**OBJECTIVE:**
Figure out how many lines of the material below contain the word "group". Answer with the number only.
%%
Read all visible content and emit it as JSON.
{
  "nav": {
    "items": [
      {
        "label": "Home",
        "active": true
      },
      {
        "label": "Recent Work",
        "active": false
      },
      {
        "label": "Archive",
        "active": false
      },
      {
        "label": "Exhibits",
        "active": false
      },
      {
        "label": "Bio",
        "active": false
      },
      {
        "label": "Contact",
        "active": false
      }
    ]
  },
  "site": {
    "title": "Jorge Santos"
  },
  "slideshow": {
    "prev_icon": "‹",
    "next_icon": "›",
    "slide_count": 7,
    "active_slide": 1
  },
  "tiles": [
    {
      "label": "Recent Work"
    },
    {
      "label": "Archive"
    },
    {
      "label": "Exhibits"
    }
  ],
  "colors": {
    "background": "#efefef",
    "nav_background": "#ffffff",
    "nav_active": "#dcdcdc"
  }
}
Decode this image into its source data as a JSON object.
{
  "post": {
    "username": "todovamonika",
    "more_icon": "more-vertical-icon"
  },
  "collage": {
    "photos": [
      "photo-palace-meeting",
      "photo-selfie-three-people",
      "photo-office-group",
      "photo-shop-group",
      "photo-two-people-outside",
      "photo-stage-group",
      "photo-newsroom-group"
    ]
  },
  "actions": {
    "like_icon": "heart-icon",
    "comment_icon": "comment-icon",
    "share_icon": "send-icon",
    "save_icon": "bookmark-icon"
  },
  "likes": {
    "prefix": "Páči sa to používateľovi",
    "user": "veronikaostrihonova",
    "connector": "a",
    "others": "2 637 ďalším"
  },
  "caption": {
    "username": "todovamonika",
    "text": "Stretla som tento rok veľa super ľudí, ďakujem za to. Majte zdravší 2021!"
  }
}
%%
**ANSWER TO THIS EXERCISE:**
4